Source records

++++++++++

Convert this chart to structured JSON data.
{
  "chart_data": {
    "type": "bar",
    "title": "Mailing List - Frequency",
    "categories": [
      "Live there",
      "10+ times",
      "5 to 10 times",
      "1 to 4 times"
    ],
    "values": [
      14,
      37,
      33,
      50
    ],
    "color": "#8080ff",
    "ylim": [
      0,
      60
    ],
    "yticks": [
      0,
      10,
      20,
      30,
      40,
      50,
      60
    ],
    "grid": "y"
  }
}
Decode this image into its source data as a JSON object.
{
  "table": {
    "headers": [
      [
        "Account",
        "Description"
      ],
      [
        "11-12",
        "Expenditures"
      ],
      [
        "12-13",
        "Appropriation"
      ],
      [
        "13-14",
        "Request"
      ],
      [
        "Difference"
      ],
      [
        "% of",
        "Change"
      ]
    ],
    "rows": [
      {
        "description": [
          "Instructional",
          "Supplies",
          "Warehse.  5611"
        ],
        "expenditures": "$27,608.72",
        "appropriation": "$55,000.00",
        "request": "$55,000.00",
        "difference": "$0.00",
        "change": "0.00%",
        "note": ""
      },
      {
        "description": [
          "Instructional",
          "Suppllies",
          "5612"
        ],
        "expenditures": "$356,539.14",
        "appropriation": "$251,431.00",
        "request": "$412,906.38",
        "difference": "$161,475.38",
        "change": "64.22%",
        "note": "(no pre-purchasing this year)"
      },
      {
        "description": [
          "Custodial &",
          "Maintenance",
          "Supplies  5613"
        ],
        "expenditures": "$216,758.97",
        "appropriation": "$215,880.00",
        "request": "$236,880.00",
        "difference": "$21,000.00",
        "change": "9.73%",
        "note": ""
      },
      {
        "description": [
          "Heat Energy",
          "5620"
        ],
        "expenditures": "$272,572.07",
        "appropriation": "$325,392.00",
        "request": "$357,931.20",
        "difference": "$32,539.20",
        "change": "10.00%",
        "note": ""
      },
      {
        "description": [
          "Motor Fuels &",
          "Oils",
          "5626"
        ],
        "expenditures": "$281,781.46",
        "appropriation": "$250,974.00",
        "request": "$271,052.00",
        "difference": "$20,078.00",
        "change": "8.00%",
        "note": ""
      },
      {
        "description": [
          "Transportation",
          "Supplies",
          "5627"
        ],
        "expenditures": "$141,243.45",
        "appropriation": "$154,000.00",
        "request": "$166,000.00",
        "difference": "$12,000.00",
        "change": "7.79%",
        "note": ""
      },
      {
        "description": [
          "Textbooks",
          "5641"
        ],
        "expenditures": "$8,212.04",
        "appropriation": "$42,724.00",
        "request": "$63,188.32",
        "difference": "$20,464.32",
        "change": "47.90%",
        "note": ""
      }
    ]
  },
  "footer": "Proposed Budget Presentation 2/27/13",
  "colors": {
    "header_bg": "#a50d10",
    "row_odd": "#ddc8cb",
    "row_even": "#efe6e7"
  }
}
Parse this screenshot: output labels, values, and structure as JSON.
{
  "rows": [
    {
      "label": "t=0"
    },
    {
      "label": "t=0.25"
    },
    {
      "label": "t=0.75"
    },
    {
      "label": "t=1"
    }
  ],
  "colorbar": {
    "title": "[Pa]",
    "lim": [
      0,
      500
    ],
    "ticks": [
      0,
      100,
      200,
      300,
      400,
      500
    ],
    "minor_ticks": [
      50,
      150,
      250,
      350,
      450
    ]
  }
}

++++++++++

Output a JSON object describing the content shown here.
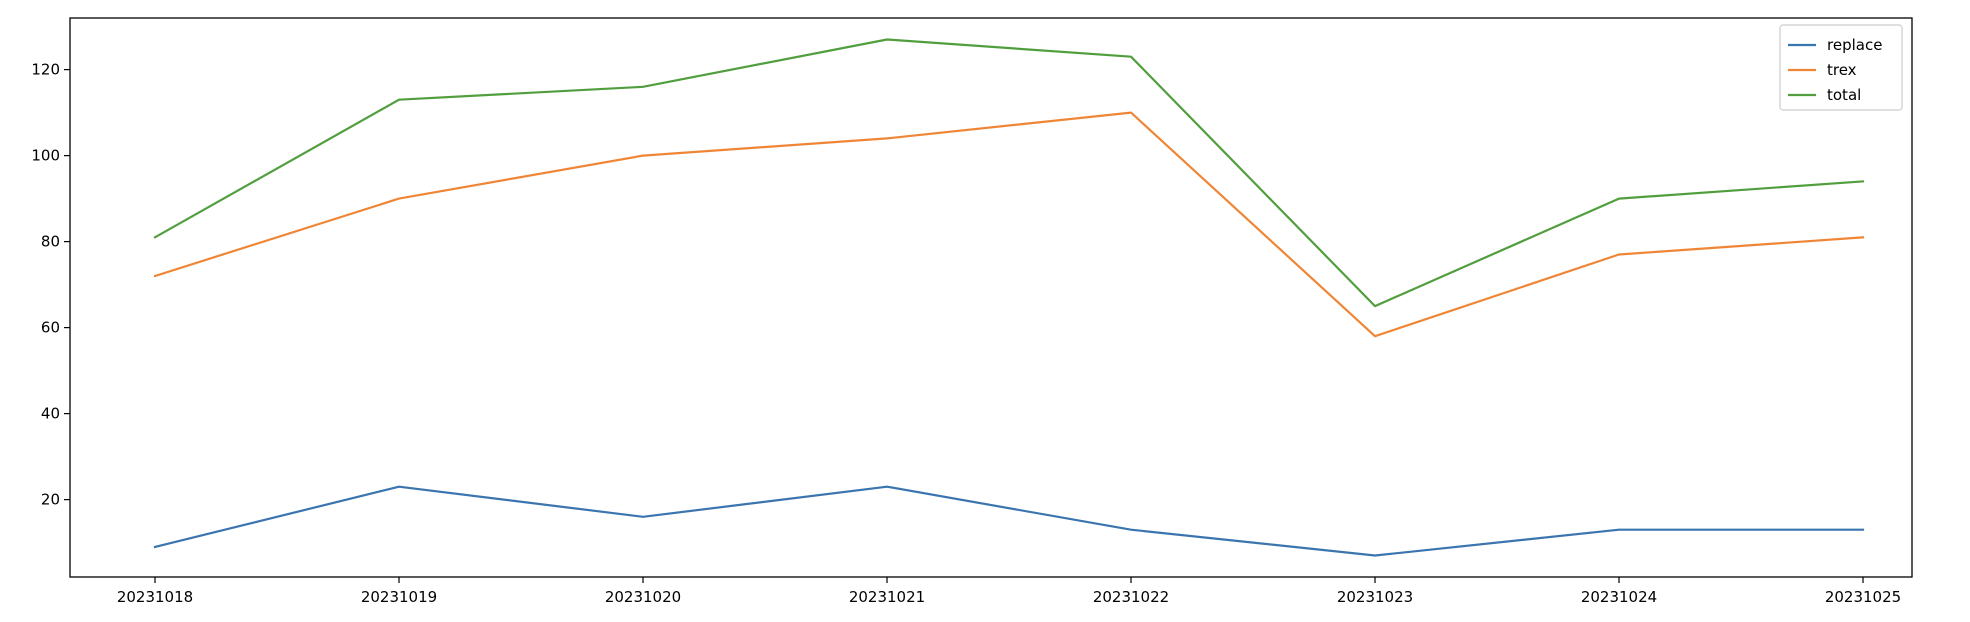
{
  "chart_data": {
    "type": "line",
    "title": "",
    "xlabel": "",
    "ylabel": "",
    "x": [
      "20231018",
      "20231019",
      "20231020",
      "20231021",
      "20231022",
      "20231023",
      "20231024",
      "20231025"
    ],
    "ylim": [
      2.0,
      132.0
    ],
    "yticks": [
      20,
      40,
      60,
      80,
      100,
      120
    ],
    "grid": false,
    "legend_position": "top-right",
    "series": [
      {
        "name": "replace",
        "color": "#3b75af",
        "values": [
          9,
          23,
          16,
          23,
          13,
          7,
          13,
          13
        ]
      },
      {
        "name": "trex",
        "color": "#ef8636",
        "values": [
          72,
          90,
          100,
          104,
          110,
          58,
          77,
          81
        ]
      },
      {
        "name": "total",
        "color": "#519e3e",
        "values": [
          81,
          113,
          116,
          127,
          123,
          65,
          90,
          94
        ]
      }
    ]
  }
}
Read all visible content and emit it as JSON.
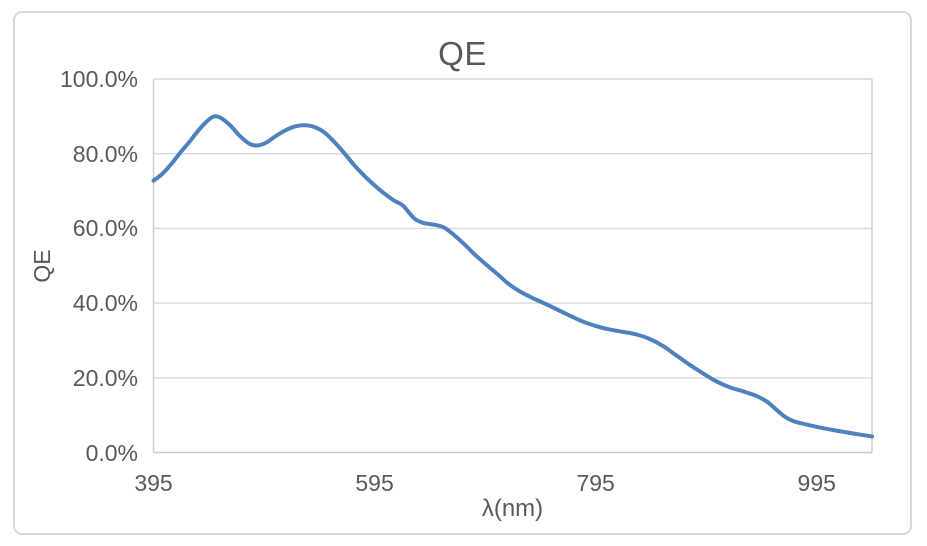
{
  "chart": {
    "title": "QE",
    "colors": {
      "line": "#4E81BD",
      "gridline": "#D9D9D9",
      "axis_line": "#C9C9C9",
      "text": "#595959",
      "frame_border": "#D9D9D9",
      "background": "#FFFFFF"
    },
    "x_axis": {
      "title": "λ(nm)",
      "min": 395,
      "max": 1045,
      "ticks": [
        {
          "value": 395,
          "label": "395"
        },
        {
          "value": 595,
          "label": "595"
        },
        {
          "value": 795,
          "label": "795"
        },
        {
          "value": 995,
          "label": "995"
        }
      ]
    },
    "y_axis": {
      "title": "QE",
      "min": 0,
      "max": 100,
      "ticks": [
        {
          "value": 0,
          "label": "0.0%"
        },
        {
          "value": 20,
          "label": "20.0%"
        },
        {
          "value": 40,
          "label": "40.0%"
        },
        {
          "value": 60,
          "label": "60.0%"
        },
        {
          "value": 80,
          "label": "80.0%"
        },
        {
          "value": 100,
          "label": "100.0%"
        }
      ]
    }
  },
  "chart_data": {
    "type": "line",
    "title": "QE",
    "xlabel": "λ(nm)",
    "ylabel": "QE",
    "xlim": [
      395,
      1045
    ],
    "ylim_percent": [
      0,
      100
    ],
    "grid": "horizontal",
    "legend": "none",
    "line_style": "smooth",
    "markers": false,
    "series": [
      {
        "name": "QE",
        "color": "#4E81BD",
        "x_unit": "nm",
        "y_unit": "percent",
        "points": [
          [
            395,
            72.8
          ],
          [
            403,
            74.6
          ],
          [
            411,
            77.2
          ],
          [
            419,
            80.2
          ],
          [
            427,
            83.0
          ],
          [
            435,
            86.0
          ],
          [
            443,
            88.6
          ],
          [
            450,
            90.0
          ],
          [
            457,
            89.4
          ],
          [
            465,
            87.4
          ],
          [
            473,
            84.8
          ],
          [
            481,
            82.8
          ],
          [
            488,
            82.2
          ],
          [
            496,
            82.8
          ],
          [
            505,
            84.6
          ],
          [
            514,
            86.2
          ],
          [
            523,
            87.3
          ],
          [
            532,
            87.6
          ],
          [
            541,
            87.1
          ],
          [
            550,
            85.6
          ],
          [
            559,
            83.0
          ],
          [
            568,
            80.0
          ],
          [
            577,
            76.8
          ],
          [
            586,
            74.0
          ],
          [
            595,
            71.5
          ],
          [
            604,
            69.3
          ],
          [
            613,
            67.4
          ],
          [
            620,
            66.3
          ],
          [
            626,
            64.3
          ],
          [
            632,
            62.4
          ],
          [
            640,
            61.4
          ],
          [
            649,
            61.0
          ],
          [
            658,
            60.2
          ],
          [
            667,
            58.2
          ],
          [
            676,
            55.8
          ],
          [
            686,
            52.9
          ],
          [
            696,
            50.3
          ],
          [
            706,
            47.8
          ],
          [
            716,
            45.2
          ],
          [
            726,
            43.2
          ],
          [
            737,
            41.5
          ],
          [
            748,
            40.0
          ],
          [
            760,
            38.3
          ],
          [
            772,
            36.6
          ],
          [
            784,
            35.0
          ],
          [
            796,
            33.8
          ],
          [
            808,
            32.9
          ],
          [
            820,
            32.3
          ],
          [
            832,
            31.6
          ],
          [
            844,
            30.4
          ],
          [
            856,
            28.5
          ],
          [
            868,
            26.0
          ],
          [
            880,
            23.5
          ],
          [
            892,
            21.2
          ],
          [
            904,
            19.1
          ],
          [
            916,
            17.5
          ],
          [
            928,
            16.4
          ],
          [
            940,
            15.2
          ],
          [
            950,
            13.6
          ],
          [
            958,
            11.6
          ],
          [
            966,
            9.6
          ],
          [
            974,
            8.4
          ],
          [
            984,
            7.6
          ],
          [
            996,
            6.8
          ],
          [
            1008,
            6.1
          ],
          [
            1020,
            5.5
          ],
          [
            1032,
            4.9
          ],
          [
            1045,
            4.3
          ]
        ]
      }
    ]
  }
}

++++++++++

SHORT PROBLEM: Give every line of the material that includes the string "content".

SOLUTION TO THE EXERCISE:
Output a JSON object describing the content shown here.
Read all visible content and emit it as JSON.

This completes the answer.